------ 提供テキスト ------

ミヤシロブルボン活躍の記録

前ページ次ページ目次へ

4.復帰

どうしているの、ブルボン...

年末にミヤシロブルボンが美浦山田要一厩舎に転厩するということを聞いてからというもの毎週競馬ブックとのにらめっこが続いた。ミヤシロブルボンは公営で8戦5勝。換算すると本賞金1,570万円だから手(いや、足か)を上げさえすれば間違いなく皐月賞に出走できるのである。

2月

:「年末に川崎で出走した時は体重が減っていたけれど1ヶ月もすれば回復するよ。2月15日の共同通信杯4歳ステークスは1,800mと手頃な距離だし、そろそろ出走してくるかな。」と少し期待はしたが出走はせず。まだ焦りは感じていない。

3月

:「3月8日は弥生賞だ。芝2,000mで皐月賞と同じ距離だし、中山を経験するにはもってこいだ。ここで使っても皐月賞まで中4週間もあるのでちょっと長いかなあ。でも最近はレース間隔を開けてじっくり戦うのが主流だから。できれば出て欲しいな。」と思っていたがここも出走せず。まだまだ余裕である。

:「3月22日はスプリングステークス。芝1,800mとブルボンにとっては走りやすい距離だろう。ここには絶対出走するだろうな。」と思って特別登録を探したものの、ミヤシロブルボンの名前はない。「えーっ。それじゃあ皐月賞ぶっつけかぁ?」 ここで初めて、ブルボンが年末の痛手からまだ回復していないらしいことに気がついたのであった。新井さんも生産馬とはいえ美浦の状況までは良く分からないのだろうと思って特に問い合わせもしなかった。

4月

いよいよ皐月賞の季節である。ミヤシロブルボンがスプリングステークスに出走しなかったけれど、万が一もあるかと次の週の毎日杯の登録もチェックしたが、むなしい作業であった。世間では、セイウンスカイだ、キングヘイローだ、スペシャルウィークだと騒がしい。競馬紙を見ながらも私にはそこにミヤシロブルボンの名前がないことがこの上なく空しいのであった。皐月賞は皆さんご存知の通りセイウンスカイの逃げ切り勝ち。去年のサニーブライアンの再現のようだった。

5月

来月はダービーだ。トライアルは青葉賞(5/9)、プリンシパルステークス(5/16)である。いずれもミヤシロブルボンは登録なし。いくらなんでもダービーにぶっつけで出るはずがない。ダービーもあきらめた。父ミホノブルボンであり長距離は向かないであろうミヤシロブルボンが菊花賞に出るはずがない。やはりクラシックに出るのは難しいものだ。プリンシパルステークス未登録時点では完全に諦めていた。

------

実施事項:
1. ミヤシロブルボンの記録で、筆者が同馬は間違いなく皐月賞に出走できると考えた理由を、本文に沿って一～三文で説明すること。
2. ミヤシロブルボンの記録を、最後の文の後から書き進めること。
データはこの作業にまったく関係しない。

------ データ一覧 ------

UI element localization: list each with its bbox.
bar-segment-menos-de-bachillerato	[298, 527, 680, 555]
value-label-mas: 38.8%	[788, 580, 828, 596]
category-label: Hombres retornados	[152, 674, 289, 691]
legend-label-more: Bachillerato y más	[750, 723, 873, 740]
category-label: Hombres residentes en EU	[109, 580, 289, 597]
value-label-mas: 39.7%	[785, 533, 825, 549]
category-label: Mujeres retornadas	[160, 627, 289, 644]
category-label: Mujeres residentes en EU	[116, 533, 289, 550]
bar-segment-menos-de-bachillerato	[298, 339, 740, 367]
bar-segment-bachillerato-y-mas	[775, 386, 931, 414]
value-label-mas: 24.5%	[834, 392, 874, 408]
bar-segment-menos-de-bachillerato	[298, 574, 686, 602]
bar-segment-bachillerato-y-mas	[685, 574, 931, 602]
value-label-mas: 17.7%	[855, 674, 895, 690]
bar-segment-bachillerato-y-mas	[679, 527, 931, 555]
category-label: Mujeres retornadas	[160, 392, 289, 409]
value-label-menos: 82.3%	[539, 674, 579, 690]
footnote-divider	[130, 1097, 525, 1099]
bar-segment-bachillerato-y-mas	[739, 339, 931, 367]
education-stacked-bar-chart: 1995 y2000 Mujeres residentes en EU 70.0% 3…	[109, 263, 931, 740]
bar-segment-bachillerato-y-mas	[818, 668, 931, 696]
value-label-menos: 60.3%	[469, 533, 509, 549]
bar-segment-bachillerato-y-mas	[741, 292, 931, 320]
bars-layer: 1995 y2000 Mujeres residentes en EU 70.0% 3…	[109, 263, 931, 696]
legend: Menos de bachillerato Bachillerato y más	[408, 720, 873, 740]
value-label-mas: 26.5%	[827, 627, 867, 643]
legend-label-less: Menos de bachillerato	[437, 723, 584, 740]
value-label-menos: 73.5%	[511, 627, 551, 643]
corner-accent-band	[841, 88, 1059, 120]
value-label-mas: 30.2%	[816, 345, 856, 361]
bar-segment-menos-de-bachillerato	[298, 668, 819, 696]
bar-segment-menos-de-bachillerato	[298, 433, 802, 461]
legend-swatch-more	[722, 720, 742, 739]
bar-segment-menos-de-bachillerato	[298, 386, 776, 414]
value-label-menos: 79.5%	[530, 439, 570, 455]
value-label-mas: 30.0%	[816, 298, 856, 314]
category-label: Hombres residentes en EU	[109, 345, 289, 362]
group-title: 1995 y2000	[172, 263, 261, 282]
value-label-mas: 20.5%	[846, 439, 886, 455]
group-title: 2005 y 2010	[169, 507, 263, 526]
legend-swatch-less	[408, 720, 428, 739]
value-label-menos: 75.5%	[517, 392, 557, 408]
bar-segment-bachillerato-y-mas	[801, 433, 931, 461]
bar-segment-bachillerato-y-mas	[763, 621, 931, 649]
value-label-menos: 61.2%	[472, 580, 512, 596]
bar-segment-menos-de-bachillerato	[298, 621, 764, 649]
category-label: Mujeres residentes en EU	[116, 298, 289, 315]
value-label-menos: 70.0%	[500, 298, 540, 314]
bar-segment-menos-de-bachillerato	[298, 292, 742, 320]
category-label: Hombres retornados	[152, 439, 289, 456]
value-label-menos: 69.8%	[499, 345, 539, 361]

------

課題の解答:
1. ミヤシロブルボンは公営で8戦5勝を挙げており、換算すると本賞金は1,570万円になる。そのため、出走の意思を示しさえすれば皐月賞に出られると筆者は考えた。

2.
ところがダービー2週前の月曜日の競馬ブックを何気なく覗くと、なんと登録馬にミヤシロブルボンの名前があるではないか。賞金も十分に足りる。

:「ブルボンがダービーに出る!!!*_*」

我が家に激震が走る。早速、新井さんにことの次第を確かめに電話をする。

:「新井さん!やりましたね!ダービーに登録されてますね!応援に行きますよ!」

:「いやぁ、まだ分からん。出られるかどうかはわからん」

:「何言ってるんですか。ちゃんと登録されてあるし、賞金も十分ですよ」

:「いやあ。わからん。なにがあるかわからんから。登録はあっても出るかどうかはわからん」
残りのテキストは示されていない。